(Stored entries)
↓↓↓

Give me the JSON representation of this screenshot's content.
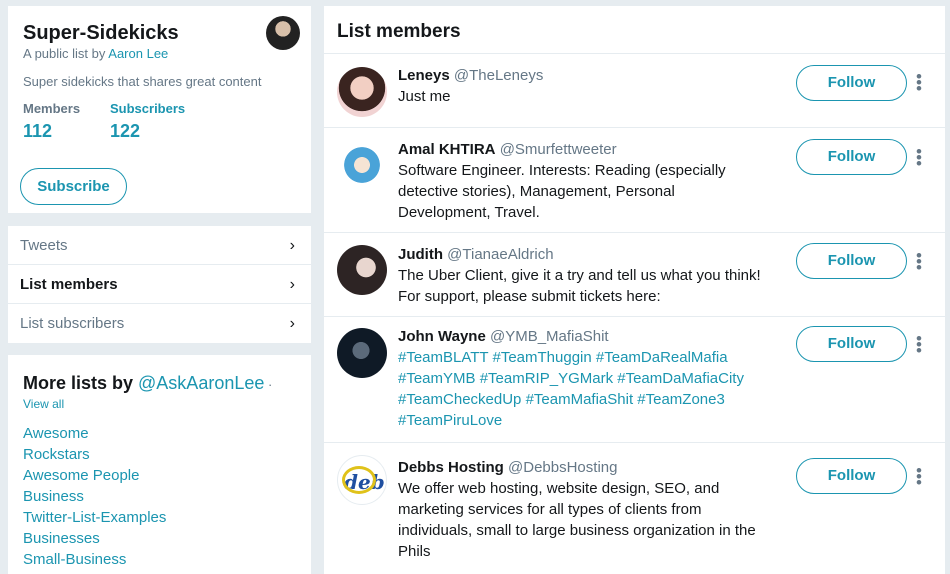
{
  "list": {
    "title": "Super-Sidekicks",
    "byline_prefix": "A public list by ",
    "owner": "Aaron Lee",
    "description": "Super sidekicks that shares great content",
    "members_label": "Members",
    "members_count": "112",
    "subscribers_label": "Subscribers",
    "subscribers_count": "122",
    "subscribe_label": "Subscribe"
  },
  "nav": {
    "items": [
      {
        "label": "Tweets"
      },
      {
        "label": "List members"
      },
      {
        "label": "List subscribers"
      }
    ]
  },
  "more_lists": {
    "heading_prefix": "More lists by ",
    "handle": "@AskAaronLee",
    "separator": "·",
    "view_all": "View all",
    "items": [
      "Awesome",
      "Rockstars",
      "Awesome People",
      "Business",
      "Twitter-List-Examples",
      "Businesses",
      "Small-Business"
    ]
  },
  "members": {
    "title": "List members",
    "follow_label": "Follow",
    "items": [
      {
        "name": "Leneys",
        "handle": "@TheLeneys",
        "bio": "Just me",
        "avatar_color": "#e9b7b7"
      },
      {
        "name": "Amal KHTIRA",
        "handle": "@Smurfettweeter",
        "bio": "Software Engineer. Interests: Reading (especially detective stories), Management, Personal Development, Travel.",
        "avatar_color": "#4aa3d8"
      },
      {
        "name": "Judith",
        "handle": "@TianaeAldrich",
        "bio": "The Uber Client, give it a try and tell us what you think! For support, please submit tickets here:",
        "avatar_color": "#3b3434"
      },
      {
        "name": "John Wayne",
        "handle": "@YMB_MafiaShit",
        "bio": "#TeamBLATT #TeamThuggin #TeamDaRealMafia #TeamYMB #TeamRIP_YGMark #TeamDaMafiaCity #TeamCheckedUp #TeamMafiaShit #TeamZone3 #TeamPiruLove",
        "avatar_color": "#1a2a3c"
      },
      {
        "name": "Debbs Hosting",
        "handle": "@DebbsHosting",
        "bio": "We offer web hosting, website design, SEO, and marketing services for all types of clients from individuals, small to large business organization in the Phils",
        "avatar_color": "#1f4fa0"
      }
    ]
  }
}
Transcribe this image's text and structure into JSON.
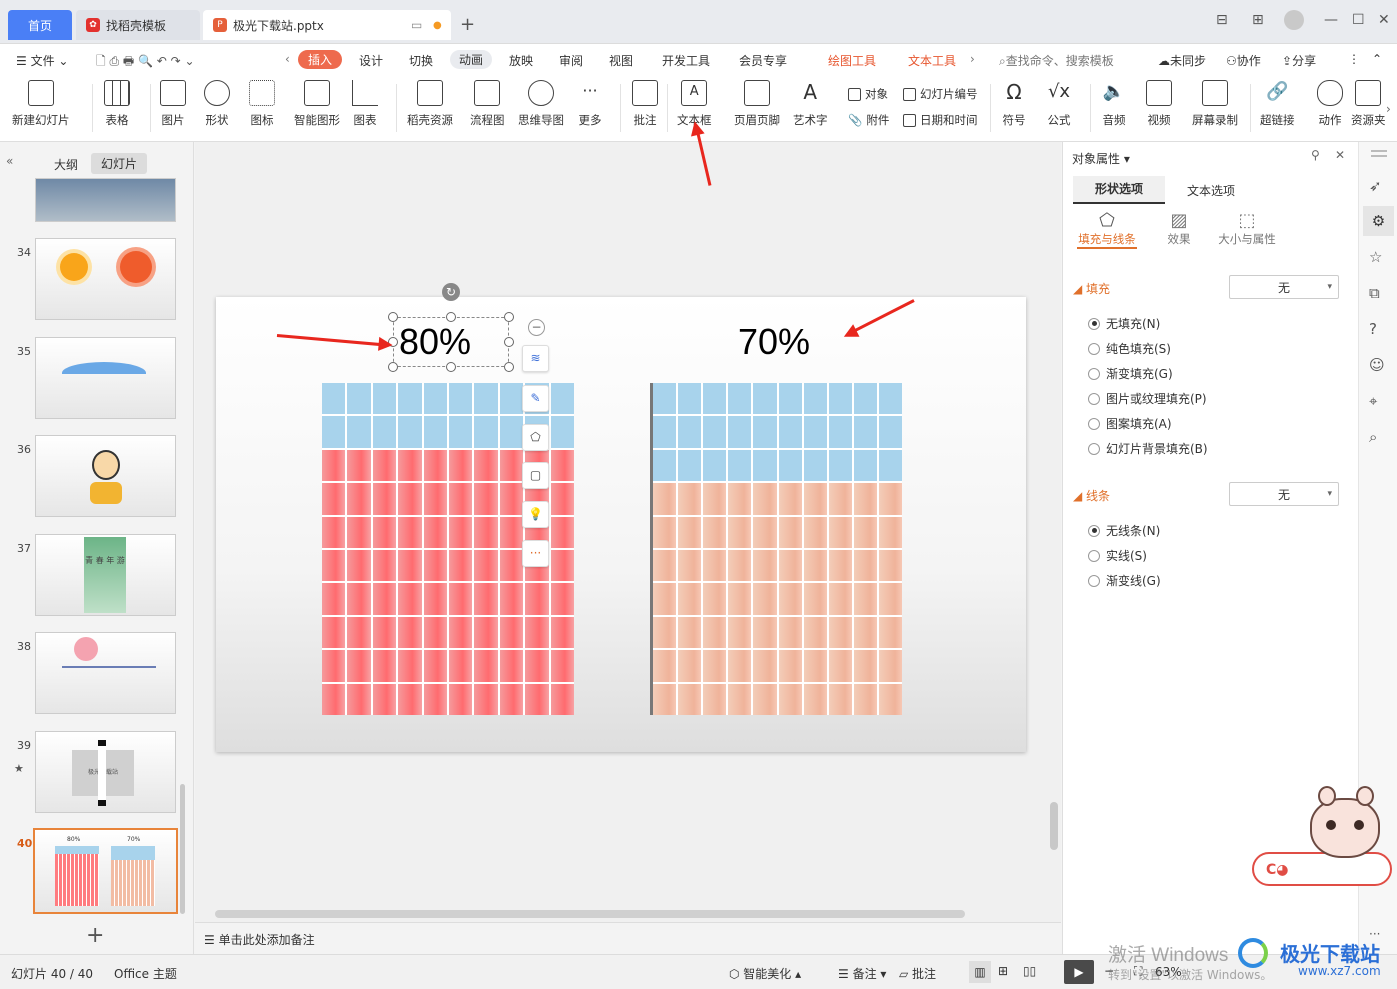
{
  "tabs": {
    "home": "首页",
    "template": "找稻壳模板",
    "file": "极光下载站.pptx"
  },
  "menu": {
    "file": "文件",
    "items": [
      "设计",
      "切换",
      "动画",
      "放映",
      "审阅",
      "视图",
      "开发工具",
      "会员专享"
    ],
    "active": "插入",
    "drawing_tools": "绘图工具",
    "text_tools": "文本工具",
    "search": "查找命令、搜索模板",
    "sync": "未同步",
    "collab": "协作",
    "share": "分享"
  },
  "ribbon": {
    "new_slide": "新建幻灯片",
    "table": "表格",
    "picture": "图片",
    "shape": "形状",
    "icon": "图标",
    "smart": "智能图形",
    "chart": "图表",
    "docer": "稻壳资源",
    "flow": "流程图",
    "mind": "思维导图",
    "more": "更多",
    "comment": "批注",
    "textbox": "文本框",
    "header": "页眉页脚",
    "art": "艺术字",
    "object": "对象",
    "slide_no": "幻灯片编号",
    "attach": "附件",
    "datetime": "日期和时间",
    "symbol": "符号",
    "formula": "公式",
    "audio": "音频",
    "video": "视频",
    "record": "屏幕录制",
    "link": "超链接",
    "action": "动作",
    "resource": "资源夹"
  },
  "left_pane": {
    "outline": "大纲",
    "slides": "幻灯片",
    "numbers": [
      "34",
      "35",
      "36",
      "37",
      "38",
      "39",
      "40"
    ],
    "thumb40_a": "80%",
    "thumb40_b": "70%",
    "thumb37_text": "青 春 年 游",
    "thumb39_text": "极光下载站"
  },
  "slide": {
    "left_pct": "80%",
    "right_pct": "70%",
    "left_blue_rows": 2,
    "right_blue_rows": 3,
    "rows": 10,
    "cols": 10
  },
  "panel": {
    "title": "对象属性",
    "tab_shape": "形状选项",
    "tab_text": "文本选项",
    "sub_fill": "填充与线条",
    "sub_effect": "效果",
    "sub_size": "大小与属性",
    "fill_label": "填充",
    "fill_value": "无",
    "fill_options": [
      "无填充(N)",
      "纯色填充(S)",
      "渐变填充(G)",
      "图片或纹理填充(P)",
      "图案填充(A)",
      "幻灯片背景填充(B)"
    ],
    "line_label": "线条",
    "line_value": "无",
    "line_options": [
      "无线条(N)",
      "实线(S)",
      "渐变线(G)"
    ]
  },
  "notes": "单击此处添加备注",
  "status": {
    "slide": "幻灯片 40 / 40",
    "theme": "Office 主题",
    "beautify": "智能美化",
    "notes": "备注",
    "comment": "批注",
    "zoom": "63%"
  },
  "watermark": {
    "activate": "激活 Windows",
    "activate_sub": "转到\"设置\"以激活 Windows。",
    "logo": "极光下载站",
    "url": "www.xz7.com"
  },
  "colors": {
    "accent": "#4a7ff6",
    "insert_tab": "#ee6a4d",
    "red_bars": "#ff6b6f",
    "peach_bars": "#f0b39a",
    "blue_cells": "#a8d3ec",
    "arrow": "#e8271e"
  }
}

↑↑↑

GOAL OF THE EXERCISE: Reproduce the whole listing exactly, but not the images in it.

OUTPUT OF THE TASK:
Give me the JSON representation of this screenshot's content.
{
  "list": {
    "title": "Super-Sidekicks",
    "byline_prefix": "A public list by ",
    "owner": "Aaron Lee",
    "description": "Super sidekicks that shares great content",
    "members_label": "Members",
    "members_count": "112",
    "subscribers_label": "Subscribers",
    "subscribers_count": "122",
    "subscribe_label": "Subscribe"
  },
  "nav": {
    "items": [
      {
        "label": "Tweets"
      },
      {
        "label": "List members"
      },
      {
        "label": "List subscribers"
      }
    ]
  },
  "more_lists": {
    "heading_prefix": "More lists by ",
    "handle": "@AskAaronLee",
    "separator": "·",
    "view_all": "View all",
    "items": [
      "Awesome",
      "Rockstars",
      "Awesome People",
      "Business",
      "Twitter-List-Examples",
      "Businesses",
      "Small-Business"
    ]
  },
  "members": {
    "title": "List members",
    "follow_label": "Follow",
    "items": [
      {
        "name": "Leneys",
        "handle": "@TheLeneys",
        "bio": "Just me",
        "avatar_color": "#e9b7b7"
      },
      {
        "name": "Amal KHTIRA",
        "handle": "@Smurfettweeter",
        "bio": "Software Engineer. Interests: Reading (especially detective stories), Management, Personal Development, Travel.",
        "avatar_color": "#4aa3d8"
      },
      {
        "name": "Judith",
        "handle": "@TianaeAldrich",
        "bio": "The Uber Client, give it a try and tell us what you think! For support, please submit tickets here:",
        "avatar_color": "#3b3434"
      },
      {
        "name": "John Wayne",
        "handle": "@YMB_MafiaShit",
        "bio": "#TeamBLATT #TeamThuggin #TeamDaRealMafia #TeamYMB #TeamRIP_YGMark #TeamDaMafiaCity #TeamCheckedUp #TeamMafiaShit #TeamZone3 #TeamPiruLove",
        "avatar_color": "#1a2a3c"
      },
      {
        "name": "Debbs Hosting",
        "handle": "@DebbsHosting",
        "bio": "We offer web hosting, website design, SEO, and marketing services for all types of clients from individuals, small to large business organization in the Phils",
        "avatar_color": "#1f4fa0"
      }
    ]
  }
}
Transcribe this image's text and structure into JSON.
{
  "tabs": {
    "home": "首页",
    "template": "找稻壳模板",
    "file": "极光下载站.pptx"
  },
  "menu": {
    "file": "文件",
    "items": [
      "设计",
      "切换",
      "动画",
      "放映",
      "审阅",
      "视图",
      "开发工具",
      "会员专享"
    ],
    "active": "插入",
    "drawing_tools": "绘图工具",
    "text_tools": "文本工具",
    "search": "查找命令、搜索模板",
    "sync": "未同步",
    "collab": "协作",
    "share": "分享"
  },
  "ribbon": {
    "new_slide": "新建幻灯片",
    "table": "表格",
    "picture": "图片",
    "shape": "形状",
    "icon": "图标",
    "smart": "智能图形",
    "chart": "图表",
    "docer": "稻壳资源",
    "flow": "流程图",
    "mind": "思维导图",
    "more": "更多",
    "comment": "批注",
    "textbox": "文本框",
    "header": "页眉页脚",
    "art": "艺术字",
    "object": "对象",
    "slide_no": "幻灯片编号",
    "attach": "附件",
    "datetime": "日期和时间",
    "symbol": "符号",
    "formula": "公式",
    "audio": "音频",
    "video": "视频",
    "record": "屏幕录制",
    "link": "超链接",
    "action": "动作",
    "resource": "资源夹"
  },
  "left_pane": {
    "outline": "大纲",
    "slides": "幻灯片",
    "numbers": [
      "34",
      "35",
      "36",
      "37",
      "38",
      "39",
      "40"
    ],
    "thumb40_a": "80%",
    "thumb40_b": "70%",
    "thumb37_text": "青 春 年 游",
    "thumb39_text": "极光下载站"
  },
  "slide": {
    "left_pct": "80%",
    "right_pct": "70%",
    "left_blue_rows": 2,
    "right_blue_rows": 3,
    "rows": 10,
    "cols": 10
  },
  "panel": {
    "title": "对象属性",
    "tab_shape": "形状选项",
    "tab_text": "文本选项",
    "sub_fill": "填充与线条",
    "sub_effect": "效果",
    "sub_size": "大小与属性",
    "fill_label": "填充",
    "fill_value": "无",
    "fill_options": [
      "无填充(N)",
      "纯色填充(S)",
      "渐变填充(G)",
      "图片或纹理填充(P)",
      "图案填充(A)",
      "幻灯片背景填充(B)"
    ],
    "line_label": "线条",
    "line_value": "无",
    "line_options": [
      "无线条(N)",
      "实线(S)",
      "渐变线(G)"
    ]
  },
  "notes": "单击此处添加备注",
  "status": {
    "slide": "幻灯片 40 / 40",
    "theme": "Office 主题",
    "beautify": "智能美化",
    "notes": "备注",
    "comment": "批注",
    "zoom": "63%"
  },
  "watermark": {
    "activate": "激活 Windows",
    "activate_sub": "转到\"设置\"以激活 Windows。",
    "logo": "极光下载站",
    "url": "www.xz7.com"
  },
  "colors": {
    "accent": "#4a7ff6",
    "insert_tab": "#ee6a4d",
    "red_bars": "#ff6b6f",
    "peach_bars": "#f0b39a",
    "blue_cells": "#a8d3ec",
    "arrow": "#e8271e"
  }
}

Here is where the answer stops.